*DATA SHOWN*:

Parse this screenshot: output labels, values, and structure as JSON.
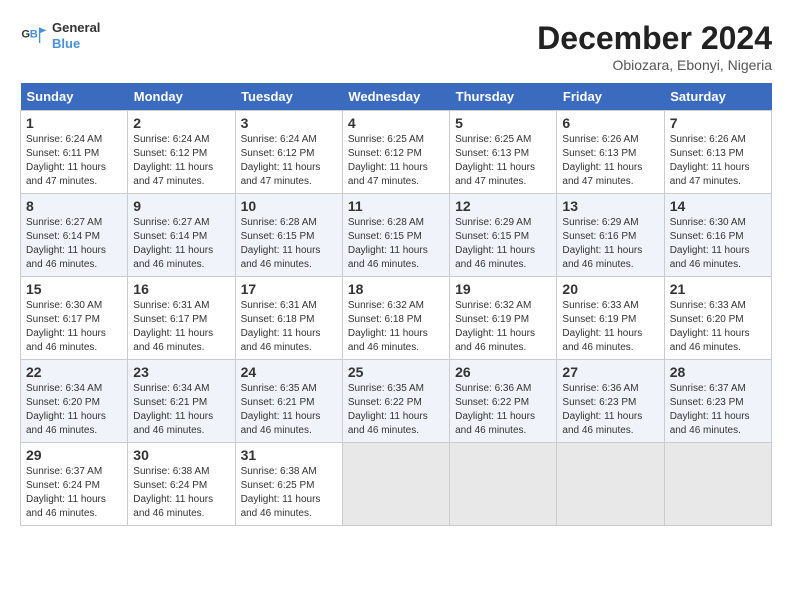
{
  "logo": {
    "line1": "General",
    "line2": "Blue"
  },
  "title": "December 2024",
  "subtitle": "Obiozara, Ebonyi, Nigeria",
  "weekdays": [
    "Sunday",
    "Monday",
    "Tuesday",
    "Wednesday",
    "Thursday",
    "Friday",
    "Saturday"
  ],
  "weeks": [
    [
      {
        "day": "1",
        "info": "Sunrise: 6:24 AM\nSunset: 6:11 PM\nDaylight: 11 hours\nand 47 minutes."
      },
      {
        "day": "2",
        "info": "Sunrise: 6:24 AM\nSunset: 6:12 PM\nDaylight: 11 hours\nand 47 minutes."
      },
      {
        "day": "3",
        "info": "Sunrise: 6:24 AM\nSunset: 6:12 PM\nDaylight: 11 hours\nand 47 minutes."
      },
      {
        "day": "4",
        "info": "Sunrise: 6:25 AM\nSunset: 6:12 PM\nDaylight: 11 hours\nand 47 minutes."
      },
      {
        "day": "5",
        "info": "Sunrise: 6:25 AM\nSunset: 6:13 PM\nDaylight: 11 hours\nand 47 minutes."
      },
      {
        "day": "6",
        "info": "Sunrise: 6:26 AM\nSunset: 6:13 PM\nDaylight: 11 hours\nand 47 minutes."
      },
      {
        "day": "7",
        "info": "Sunrise: 6:26 AM\nSunset: 6:13 PM\nDaylight: 11 hours\nand 47 minutes."
      }
    ],
    [
      {
        "day": "8",
        "info": "Sunrise: 6:27 AM\nSunset: 6:14 PM\nDaylight: 11 hours\nand 46 minutes."
      },
      {
        "day": "9",
        "info": "Sunrise: 6:27 AM\nSunset: 6:14 PM\nDaylight: 11 hours\nand 46 minutes."
      },
      {
        "day": "10",
        "info": "Sunrise: 6:28 AM\nSunset: 6:15 PM\nDaylight: 11 hours\nand 46 minutes."
      },
      {
        "day": "11",
        "info": "Sunrise: 6:28 AM\nSunset: 6:15 PM\nDaylight: 11 hours\nand 46 minutes."
      },
      {
        "day": "12",
        "info": "Sunrise: 6:29 AM\nSunset: 6:15 PM\nDaylight: 11 hours\nand 46 minutes."
      },
      {
        "day": "13",
        "info": "Sunrise: 6:29 AM\nSunset: 6:16 PM\nDaylight: 11 hours\nand 46 minutes."
      },
      {
        "day": "14",
        "info": "Sunrise: 6:30 AM\nSunset: 6:16 PM\nDaylight: 11 hours\nand 46 minutes."
      }
    ],
    [
      {
        "day": "15",
        "info": "Sunrise: 6:30 AM\nSunset: 6:17 PM\nDaylight: 11 hours\nand 46 minutes."
      },
      {
        "day": "16",
        "info": "Sunrise: 6:31 AM\nSunset: 6:17 PM\nDaylight: 11 hours\nand 46 minutes."
      },
      {
        "day": "17",
        "info": "Sunrise: 6:31 AM\nSunset: 6:18 PM\nDaylight: 11 hours\nand 46 minutes."
      },
      {
        "day": "18",
        "info": "Sunrise: 6:32 AM\nSunset: 6:18 PM\nDaylight: 11 hours\nand 46 minutes."
      },
      {
        "day": "19",
        "info": "Sunrise: 6:32 AM\nSunset: 6:19 PM\nDaylight: 11 hours\nand 46 minutes."
      },
      {
        "day": "20",
        "info": "Sunrise: 6:33 AM\nSunset: 6:19 PM\nDaylight: 11 hours\nand 46 minutes."
      },
      {
        "day": "21",
        "info": "Sunrise: 6:33 AM\nSunset: 6:20 PM\nDaylight: 11 hours\nand 46 minutes."
      }
    ],
    [
      {
        "day": "22",
        "info": "Sunrise: 6:34 AM\nSunset: 6:20 PM\nDaylight: 11 hours\nand 46 minutes."
      },
      {
        "day": "23",
        "info": "Sunrise: 6:34 AM\nSunset: 6:21 PM\nDaylight: 11 hours\nand 46 minutes."
      },
      {
        "day": "24",
        "info": "Sunrise: 6:35 AM\nSunset: 6:21 PM\nDaylight: 11 hours\nand 46 minutes."
      },
      {
        "day": "25",
        "info": "Sunrise: 6:35 AM\nSunset: 6:22 PM\nDaylight: 11 hours\nand 46 minutes."
      },
      {
        "day": "26",
        "info": "Sunrise: 6:36 AM\nSunset: 6:22 PM\nDaylight: 11 hours\nand 46 minutes."
      },
      {
        "day": "27",
        "info": "Sunrise: 6:36 AM\nSunset: 6:23 PM\nDaylight: 11 hours\nand 46 minutes."
      },
      {
        "day": "28",
        "info": "Sunrise: 6:37 AM\nSunset: 6:23 PM\nDaylight: 11 hours\nand 46 minutes."
      }
    ],
    [
      {
        "day": "29",
        "info": "Sunrise: 6:37 AM\nSunset: 6:24 PM\nDaylight: 11 hours\nand 46 minutes."
      },
      {
        "day": "30",
        "info": "Sunrise: 6:38 AM\nSunset: 6:24 PM\nDaylight: 11 hours\nand 46 minutes."
      },
      {
        "day": "31",
        "info": "Sunrise: 6:38 AM\nSunset: 6:25 PM\nDaylight: 11 hours\nand 46 minutes."
      },
      {
        "day": "",
        "info": ""
      },
      {
        "day": "",
        "info": ""
      },
      {
        "day": "",
        "info": ""
      },
      {
        "day": "",
        "info": ""
      }
    ]
  ]
}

*WHAT YOU NEED TO DO*: Restate the entire listing word for word, excluding pictures.

*RESULT OF THE TASK*:
Parse this screenshot: output labels, values, and structure as JSON.
{
  "logo": {
    "line1": "General",
    "line2": "Blue"
  },
  "title": "December 2024",
  "subtitle": "Obiozara, Ebonyi, Nigeria",
  "weekdays": [
    "Sunday",
    "Monday",
    "Tuesday",
    "Wednesday",
    "Thursday",
    "Friday",
    "Saturday"
  ],
  "weeks": [
    [
      {
        "day": "1",
        "info": "Sunrise: 6:24 AM\nSunset: 6:11 PM\nDaylight: 11 hours\nand 47 minutes."
      },
      {
        "day": "2",
        "info": "Sunrise: 6:24 AM\nSunset: 6:12 PM\nDaylight: 11 hours\nand 47 minutes."
      },
      {
        "day": "3",
        "info": "Sunrise: 6:24 AM\nSunset: 6:12 PM\nDaylight: 11 hours\nand 47 minutes."
      },
      {
        "day": "4",
        "info": "Sunrise: 6:25 AM\nSunset: 6:12 PM\nDaylight: 11 hours\nand 47 minutes."
      },
      {
        "day": "5",
        "info": "Sunrise: 6:25 AM\nSunset: 6:13 PM\nDaylight: 11 hours\nand 47 minutes."
      },
      {
        "day": "6",
        "info": "Sunrise: 6:26 AM\nSunset: 6:13 PM\nDaylight: 11 hours\nand 47 minutes."
      },
      {
        "day": "7",
        "info": "Sunrise: 6:26 AM\nSunset: 6:13 PM\nDaylight: 11 hours\nand 47 minutes."
      }
    ],
    [
      {
        "day": "8",
        "info": "Sunrise: 6:27 AM\nSunset: 6:14 PM\nDaylight: 11 hours\nand 46 minutes."
      },
      {
        "day": "9",
        "info": "Sunrise: 6:27 AM\nSunset: 6:14 PM\nDaylight: 11 hours\nand 46 minutes."
      },
      {
        "day": "10",
        "info": "Sunrise: 6:28 AM\nSunset: 6:15 PM\nDaylight: 11 hours\nand 46 minutes."
      },
      {
        "day": "11",
        "info": "Sunrise: 6:28 AM\nSunset: 6:15 PM\nDaylight: 11 hours\nand 46 minutes."
      },
      {
        "day": "12",
        "info": "Sunrise: 6:29 AM\nSunset: 6:15 PM\nDaylight: 11 hours\nand 46 minutes."
      },
      {
        "day": "13",
        "info": "Sunrise: 6:29 AM\nSunset: 6:16 PM\nDaylight: 11 hours\nand 46 minutes."
      },
      {
        "day": "14",
        "info": "Sunrise: 6:30 AM\nSunset: 6:16 PM\nDaylight: 11 hours\nand 46 minutes."
      }
    ],
    [
      {
        "day": "15",
        "info": "Sunrise: 6:30 AM\nSunset: 6:17 PM\nDaylight: 11 hours\nand 46 minutes."
      },
      {
        "day": "16",
        "info": "Sunrise: 6:31 AM\nSunset: 6:17 PM\nDaylight: 11 hours\nand 46 minutes."
      },
      {
        "day": "17",
        "info": "Sunrise: 6:31 AM\nSunset: 6:18 PM\nDaylight: 11 hours\nand 46 minutes."
      },
      {
        "day": "18",
        "info": "Sunrise: 6:32 AM\nSunset: 6:18 PM\nDaylight: 11 hours\nand 46 minutes."
      },
      {
        "day": "19",
        "info": "Sunrise: 6:32 AM\nSunset: 6:19 PM\nDaylight: 11 hours\nand 46 minutes."
      },
      {
        "day": "20",
        "info": "Sunrise: 6:33 AM\nSunset: 6:19 PM\nDaylight: 11 hours\nand 46 minutes."
      },
      {
        "day": "21",
        "info": "Sunrise: 6:33 AM\nSunset: 6:20 PM\nDaylight: 11 hours\nand 46 minutes."
      }
    ],
    [
      {
        "day": "22",
        "info": "Sunrise: 6:34 AM\nSunset: 6:20 PM\nDaylight: 11 hours\nand 46 minutes."
      },
      {
        "day": "23",
        "info": "Sunrise: 6:34 AM\nSunset: 6:21 PM\nDaylight: 11 hours\nand 46 minutes."
      },
      {
        "day": "24",
        "info": "Sunrise: 6:35 AM\nSunset: 6:21 PM\nDaylight: 11 hours\nand 46 minutes."
      },
      {
        "day": "25",
        "info": "Sunrise: 6:35 AM\nSunset: 6:22 PM\nDaylight: 11 hours\nand 46 minutes."
      },
      {
        "day": "26",
        "info": "Sunrise: 6:36 AM\nSunset: 6:22 PM\nDaylight: 11 hours\nand 46 minutes."
      },
      {
        "day": "27",
        "info": "Sunrise: 6:36 AM\nSunset: 6:23 PM\nDaylight: 11 hours\nand 46 minutes."
      },
      {
        "day": "28",
        "info": "Sunrise: 6:37 AM\nSunset: 6:23 PM\nDaylight: 11 hours\nand 46 minutes."
      }
    ],
    [
      {
        "day": "29",
        "info": "Sunrise: 6:37 AM\nSunset: 6:24 PM\nDaylight: 11 hours\nand 46 minutes."
      },
      {
        "day": "30",
        "info": "Sunrise: 6:38 AM\nSunset: 6:24 PM\nDaylight: 11 hours\nand 46 minutes."
      },
      {
        "day": "31",
        "info": "Sunrise: 6:38 AM\nSunset: 6:25 PM\nDaylight: 11 hours\nand 46 minutes."
      },
      {
        "day": "",
        "info": ""
      },
      {
        "day": "",
        "info": ""
      },
      {
        "day": "",
        "info": ""
      },
      {
        "day": "",
        "info": ""
      }
    ]
  ]
}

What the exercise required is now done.